### Aufgabenliste
[A] Fasse den Text über Guttapercha in zwei Sätzen zusammen.
[B] Schreib bitte die Zeilen der Datensätze ab, vom Anfang der Datensätze bis einschließlich der Zeile mit „For every button, label, input, icon, or“. Lass die Bilder in deiner Antwort weg.

### Lesetext
Kein neuer Commissario
– Guttapercha –
Keine Sorge, Guttapercha ist nicht noch ein neuer „Commissario“ und der Tote aus Borneo auch keine exotische Leiche. Aber eins nach dem anderen!
Auf den Fahrten der „Fürth“ treffen wir einige Waren an, die heute weitgehend in Vergessenheit geraten sind, wie zum Beispiel die Guttapercha oder auch nur kurz Gutta genannt. Wenn Sie nicht gerade in einem Dentallabor arbeiten, sind Sie wahrscheinlich noch nie in Berührung mit diesem, zur Zeit unseres Dampfschiffes „Fürth“, sehr begehrten Rohstoff gekommen. Ich auch nicht.
Und wer weiß heute schon noch, dass der weltweite Erfolg des größten deutschen Industrieunternehmens, der Firma Siemens, zu einem großen Teil auf dieser Substanz und ihrer Verarbeitung beruht?
Aber beginnen wir auf der Insel Java, wo die „Fürth“ regelmäßig Batavia, Soerabaya und auch Tjilatjap anlief (heute Djakarta, Surabaya und Cilacap) und Guttapercha nach Europa brachte.

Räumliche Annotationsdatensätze
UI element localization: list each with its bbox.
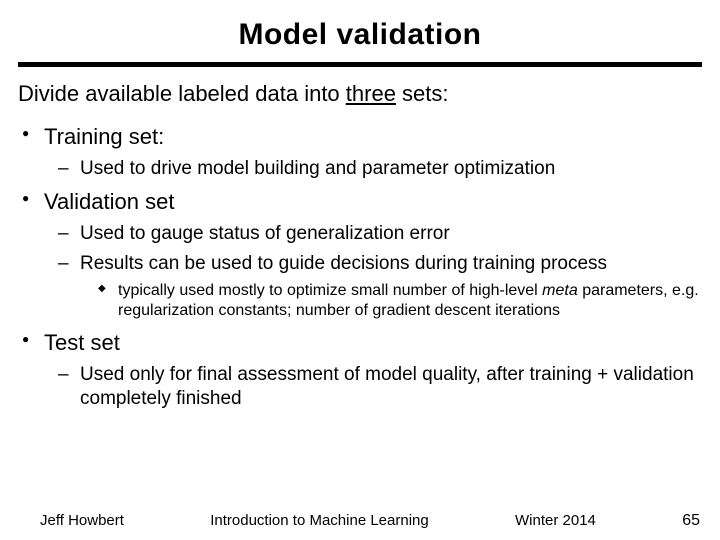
footer-page: 65 [682, 512, 700, 530]
bullet-training: Training set: [18, 123, 702, 151]
test-sub-1: Used only for final assessment of model … [18, 363, 702, 411]
bullet-test: Test set [18, 329, 702, 357]
footer-term: Winter 2014 [515, 512, 596, 529]
intro-pre: Divide available labeled data into [18, 81, 346, 106]
validation-subsub-pre: typically used mostly to optimize small … [118, 282, 542, 299]
bullet-validation: Validation set [18, 188, 702, 216]
content-body: Training set: Used to drive model buildi… [18, 123, 702, 410]
validation-subsub: typically used mostly to optimize small … [18, 281, 702, 321]
title-rule [18, 62, 702, 67]
footer: Jeff Howbert Introduction to Machine Lea… [0, 512, 720, 530]
slide: Model validation Divide available labele… [0, 0, 720, 540]
slide-title: Model validation [18, 18, 702, 52]
intro-underlined: three [346, 81, 396, 106]
validation-heading: Validation set [44, 189, 174, 214]
training-heading: Training set: [44, 124, 164, 149]
training-sub-1: Used to drive model building and paramet… [18, 157, 702, 181]
intro-post: sets: [396, 81, 449, 106]
test-heading: Test set [44, 330, 120, 355]
footer-author: Jeff Howbert [40, 512, 124, 529]
validation-sub-2: Results can be used to guide decisions d… [18, 252, 702, 276]
validation-sub-1: Used to gauge status of generalization e… [18, 222, 702, 246]
footer-course: Introduction to Machine Learning [210, 512, 428, 529]
validation-subsub-ital: meta [542, 282, 578, 299]
intro-line: Divide available labeled data into three… [18, 81, 702, 107]
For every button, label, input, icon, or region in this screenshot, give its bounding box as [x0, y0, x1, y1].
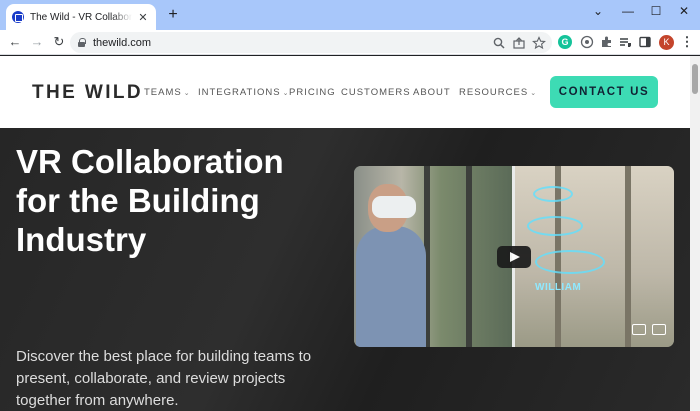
video-scene-real	[354, 166, 512, 347]
window-frame	[625, 166, 631, 347]
hero-title: VR Collaboration for the Building Indust…	[16, 143, 284, 258]
browser-menu-icon[interactable]: ⋮	[678, 33, 696, 51]
minimize-button[interactable]: —	[616, 4, 640, 18]
scrollbar-thumb[interactable]	[692, 64, 698, 94]
nav-resources[interactable]: RESOURCES ⌄	[459, 87, 537, 98]
nav-label: INTEGRATIONS	[198, 87, 281, 98]
hero-video[interactable]: WILLIAM	[354, 166, 674, 347]
zoom-icon[interactable]	[492, 36, 506, 50]
back-button[interactable]: ←	[6, 33, 24, 51]
contact-us-button[interactable]: CONTACT US	[550, 76, 658, 108]
cast-icon[interactable]	[632, 324, 646, 335]
tab-title: The Wild - VR Collaboration for Architec…	[30, 11, 132, 23]
tab-strip: The Wild - VR Collaboration for Architec…	[0, 0, 700, 30]
hologram-ring	[527, 216, 583, 236]
bookmark-star-icon[interactable]	[532, 36, 546, 50]
maximize-button[interactable]: ☐	[644, 4, 668, 18]
tab-search-icon[interactable]: ⌄	[586, 4, 610, 18]
browser-tab[interactable]: The Wild - VR Collaboration for Architec…	[6, 4, 156, 30]
nav-teams[interactable]: TEAMS ⌄	[144, 87, 191, 98]
picture-in-picture-icon[interactable]	[652, 324, 666, 335]
puzzle-icon[interactable]	[600, 35, 614, 49]
hologram-ring	[535, 250, 605, 274]
nav-label: TEAMS	[144, 87, 182, 98]
nav-customers[interactable]: CUSTOMERS	[341, 87, 411, 98]
nav-label: ABOUT	[413, 87, 451, 98]
page-viewport: THE WILD TEAMS ⌄ INTEGRATIONS ⌄ PRICING CU…	[0, 56, 690, 411]
browser-toolbar: ← → ↻ thewild.com G K ⋮	[0, 30, 700, 55]
grammarly-icon[interactable]: G	[558, 35, 572, 49]
reload-button[interactable]: ↻	[50, 33, 68, 51]
nav-label: RESOURCES	[459, 87, 529, 98]
new-tab-button[interactable]: +	[164, 6, 182, 24]
close-window-button[interactable]: ✕	[672, 4, 696, 18]
extension-icon[interactable]	[580, 35, 594, 49]
site-header: THE WILD TEAMS ⌄ INTEGRATIONS ⌄ PRICING CU…	[0, 56, 690, 128]
video-scene-virtual	[515, 166, 674, 347]
window-frame	[466, 166, 472, 347]
site-logo[interactable]: THE WILD	[32, 82, 143, 104]
profile-avatar[interactable]: K	[659, 35, 674, 50]
nav-pricing[interactable]: PRICING	[289, 87, 336, 98]
page-scrollbar[interactable]	[690, 56, 700, 411]
play-icon[interactable]	[497, 246, 531, 268]
address-bar[interactable]: thewild.com	[70, 32, 552, 53]
person-figure	[356, 226, 426, 347]
the-wild-favicon-icon	[12, 11, 24, 23]
url-text: thewild.com	[93, 36, 152, 49]
side-panel-icon[interactable]	[638, 35, 652, 49]
chevron-down-icon: ⌄	[183, 90, 191, 97]
nav-label: CUSTOMERS	[341, 87, 411, 98]
lock-icon[interactable]	[78, 38, 86, 47]
scene-avatar-label: WILLIAM	[535, 282, 582, 293]
tab-close-icon[interactable]: ✕	[136, 11, 150, 24]
hologram-ring	[533, 186, 573, 202]
hero-section: VR Collaboration for the Building Indust…	[0, 128, 690, 411]
nav-integrations[interactable]: INTEGRATIONS ⌄	[198, 87, 289, 98]
vr-headset	[372, 196, 416, 218]
reading-list-icon[interactable]	[618, 35, 632, 49]
nav-about[interactable]: ABOUT	[413, 87, 451, 98]
share-icon[interactable]	[512, 36, 526, 50]
hero-subtitle: Discover the best place for building tea…	[16, 348, 312, 409]
nav-label: PRICING	[289, 87, 336, 98]
chevron-down-icon: ⌄	[530, 90, 538, 97]
forward-button[interactable]: →	[28, 33, 46, 51]
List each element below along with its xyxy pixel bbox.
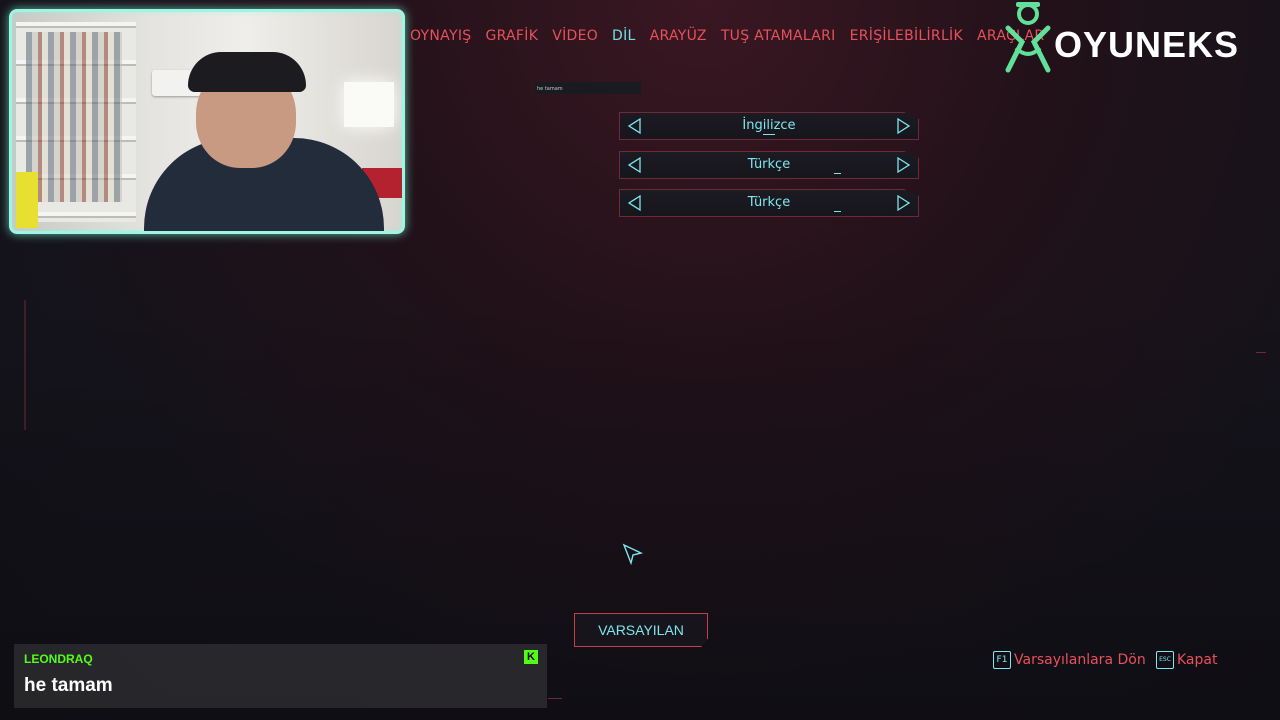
tab-graphics[interactable]: GRAFİK	[485, 26, 538, 46]
voice-language-selector[interactable]: İngilizce	[619, 112, 919, 140]
restore-defaults-label: Varsayılanlara Dön	[1014, 652, 1146, 668]
selector-position-indicator	[834, 211, 841, 212]
webcam-overlay	[9, 9, 405, 234]
close-label: Kapat	[1177, 652, 1218, 668]
webcam-shelf-items	[26, 32, 122, 202]
kick-platform-icon: K	[524, 650, 538, 664]
reset-defaults-button[interactable]: VARSAYILAN	[574, 613, 708, 647]
selector-position-indicator	[834, 173, 841, 174]
chat-username: LEONDRAQ	[24, 652, 93, 666]
chat-overlay: LEONDRAQ K he tamam	[14, 644, 547, 708]
text-language-selector[interactable]: Türkçe	[619, 189, 919, 217]
tab-video[interactable]: VİDEO	[552, 26, 598, 46]
next-arrow-icon[interactable]	[894, 194, 912, 212]
small-tooltip: he tamam	[535, 82, 641, 94]
f1-key-icon: F1	[993, 651, 1011, 669]
subtitle-language-selector[interactable]: Türkçe	[619, 151, 919, 179]
tooltip-text: he tamam	[537, 86, 563, 92]
esc-key-icon: ESC	[1156, 651, 1174, 669]
selector-position-indicator	[763, 134, 775, 135]
streamer-cap	[188, 52, 306, 92]
selector-value: Türkçe	[747, 157, 791, 172]
oyuneks-mascot-icon	[1005, 2, 1051, 73]
brand-name: OYUNEKS	[1054, 24, 1240, 65]
tab-language[interactable]: DİL	[612, 26, 636, 46]
right-decoration	[1256, 352, 1266, 353]
restore-defaults-hint[interactable]: F1 Varsayılanlara Dön	[993, 650, 1146, 670]
bottom-decoration	[548, 698, 562, 699]
tab-accessibility[interactable]: ERİŞİLEBİLİRLİK	[850, 26, 963, 46]
settings-tabs: OYNAYIŞ GRAFİK VİDEO DİL ARAYÜZ TUŞ ATAM…	[410, 26, 1058, 46]
next-arrow-icon[interactable]	[894, 156, 912, 174]
next-arrow-icon[interactable]	[894, 117, 912, 135]
webcam-streamer	[144, 48, 384, 231]
mouse-cursor-icon	[622, 543, 644, 565]
tab-interface[interactable]: ARAYÜZ	[650, 26, 707, 46]
webcam-plant	[16, 172, 38, 228]
left-side-decoration	[24, 300, 26, 430]
oyuneks-logo: OYUNEKS	[1002, 0, 1272, 74]
tab-key-bindings[interactable]: TUŞ ATAMALARI	[721, 26, 836, 46]
selector-value: İngilizce	[742, 118, 796, 133]
chat-message: he tamam	[24, 675, 113, 696]
close-hint[interactable]: ESC Kapat	[1156, 650, 1217, 670]
tab-gameplay[interactable]: OYNAYIŞ	[410, 26, 471, 46]
selector-value: Türkçe	[747, 195, 791, 210]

### Ergebnisse
[A] Guttapercha, auch kurz Gutta genannt, ist kein neuer „Commissario“, sondern ein heute weitgehend vergessener Rohstoff, der zur Zeit des Dampfschiffes „Fürth“ sehr begehrt war und den die „Fürth“ von der Insel Java nach Europa brachte. Der weltweite Erfolg der Firma Siemens beruht zu einem großen Teil auf dieser Substanz und ihrer Verarbeitung.

[B]
UI element localization: list each with its bbox.
footer-page: 65 [682, 512, 700, 530]
bullet-training: Training set: [18, 123, 702, 151]
test-sub-1: Used only for final assessment of model … [18, 363, 702, 411]
bullet-test: Test set [18, 329, 702, 357]
footer-term: Winter 2014 [515, 512, 596, 529]
intro-pre: Divide available labeled data into [18, 81, 346, 106]
validation-subsub-pre: typically used mostly to optimize small … [118, 282, 542, 299]
bullet-validation: Validation set [18, 188, 702, 216]
content-body: Training set: Used to drive model buildi… [18, 123, 702, 410]
validation-subsub: typically used mostly to optimize small … [18, 281, 702, 321]
title-rule [18, 62, 702, 67]
footer: Jeff Howbert Introduction to Machine Lea… [0, 512, 720, 530]
slide: Model validation Divide available labele… [0, 0, 720, 540]
slide-title: Model validation [18, 18, 702, 52]
intro-underlined: three [346, 81, 396, 106]
validation-heading: Validation set [44, 189, 174, 214]
training-heading: Training set: [44, 124, 164, 149]
training-sub-1: Used to drive model building and paramet… [18, 157, 702, 181]
intro-post: sets: [396, 81, 449, 106]
test-heading: Test set [44, 330, 120, 355]
footer-author: Jeff Howbert [40, 512, 124, 529]
validation-sub-2: Results can be used to guide decisions d… [18, 252, 702, 276]
validation-sub-1: Used to gauge status of generalization e… [18, 222, 702, 246]
footer-course: Introduction to Machine Learning [210, 512, 428, 529]
validation-subsub-ital: meta [542, 282, 578, 299]
intro-line: Divide available labeled data into three… [18, 81, 702, 107]
For every button, label, input, icon, or region in this screenshot, give its bounding box as [x0, y0, x1, y1].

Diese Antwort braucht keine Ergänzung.